-------- Material for this exercise

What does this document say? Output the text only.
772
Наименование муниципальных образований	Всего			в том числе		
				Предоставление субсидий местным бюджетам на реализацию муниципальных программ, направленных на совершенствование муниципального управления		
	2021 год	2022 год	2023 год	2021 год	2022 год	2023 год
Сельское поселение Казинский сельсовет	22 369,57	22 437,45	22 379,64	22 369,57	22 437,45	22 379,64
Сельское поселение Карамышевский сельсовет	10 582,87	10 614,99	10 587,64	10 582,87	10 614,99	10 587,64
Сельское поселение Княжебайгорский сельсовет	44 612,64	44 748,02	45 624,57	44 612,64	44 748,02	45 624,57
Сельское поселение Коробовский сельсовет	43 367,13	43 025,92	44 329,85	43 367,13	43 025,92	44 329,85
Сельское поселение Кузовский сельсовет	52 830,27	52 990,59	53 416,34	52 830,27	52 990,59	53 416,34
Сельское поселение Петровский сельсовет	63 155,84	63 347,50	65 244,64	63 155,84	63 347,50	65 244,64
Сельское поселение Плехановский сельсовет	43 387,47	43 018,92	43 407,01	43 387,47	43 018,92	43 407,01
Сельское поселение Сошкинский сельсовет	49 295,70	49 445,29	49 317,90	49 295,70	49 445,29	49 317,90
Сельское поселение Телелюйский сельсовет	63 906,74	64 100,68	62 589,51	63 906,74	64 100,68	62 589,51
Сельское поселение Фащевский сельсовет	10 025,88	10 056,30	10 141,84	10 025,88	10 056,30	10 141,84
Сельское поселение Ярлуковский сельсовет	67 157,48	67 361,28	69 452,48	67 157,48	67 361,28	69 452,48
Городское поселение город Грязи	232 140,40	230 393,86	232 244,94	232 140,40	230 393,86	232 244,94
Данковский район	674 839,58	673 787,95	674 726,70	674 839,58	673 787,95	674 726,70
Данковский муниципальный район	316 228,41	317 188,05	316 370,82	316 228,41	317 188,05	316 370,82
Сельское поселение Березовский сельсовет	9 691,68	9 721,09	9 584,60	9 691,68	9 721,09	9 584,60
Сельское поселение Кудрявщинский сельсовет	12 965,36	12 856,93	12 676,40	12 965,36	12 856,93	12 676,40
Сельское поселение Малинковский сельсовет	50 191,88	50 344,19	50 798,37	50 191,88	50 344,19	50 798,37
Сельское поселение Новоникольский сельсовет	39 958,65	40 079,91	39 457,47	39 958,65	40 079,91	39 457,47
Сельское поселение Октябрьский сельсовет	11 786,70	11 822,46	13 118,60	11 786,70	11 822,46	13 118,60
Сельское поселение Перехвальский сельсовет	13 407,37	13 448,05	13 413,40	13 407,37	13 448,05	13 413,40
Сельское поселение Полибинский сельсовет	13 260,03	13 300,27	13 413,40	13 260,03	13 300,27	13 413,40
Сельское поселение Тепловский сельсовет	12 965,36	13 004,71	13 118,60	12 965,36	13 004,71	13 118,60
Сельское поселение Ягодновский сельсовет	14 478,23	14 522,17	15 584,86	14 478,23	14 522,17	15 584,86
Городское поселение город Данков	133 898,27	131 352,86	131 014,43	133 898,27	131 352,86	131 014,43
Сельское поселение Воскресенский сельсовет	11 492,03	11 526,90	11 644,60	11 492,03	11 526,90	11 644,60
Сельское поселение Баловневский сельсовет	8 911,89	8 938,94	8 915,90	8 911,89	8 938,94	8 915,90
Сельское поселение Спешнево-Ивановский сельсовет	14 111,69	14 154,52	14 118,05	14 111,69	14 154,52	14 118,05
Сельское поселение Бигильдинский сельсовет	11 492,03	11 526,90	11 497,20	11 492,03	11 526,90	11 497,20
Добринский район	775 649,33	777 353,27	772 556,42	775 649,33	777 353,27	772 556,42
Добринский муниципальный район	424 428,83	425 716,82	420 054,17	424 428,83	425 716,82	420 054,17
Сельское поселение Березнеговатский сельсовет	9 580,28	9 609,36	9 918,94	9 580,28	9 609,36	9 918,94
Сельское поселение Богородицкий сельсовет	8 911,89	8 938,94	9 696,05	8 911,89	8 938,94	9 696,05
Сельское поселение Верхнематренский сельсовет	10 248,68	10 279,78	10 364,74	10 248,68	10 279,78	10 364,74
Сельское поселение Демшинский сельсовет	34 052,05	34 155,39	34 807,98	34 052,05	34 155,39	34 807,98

----------------

Tally how many lines of the material contain the word "Городское". The answer must be the number and nothing else.

2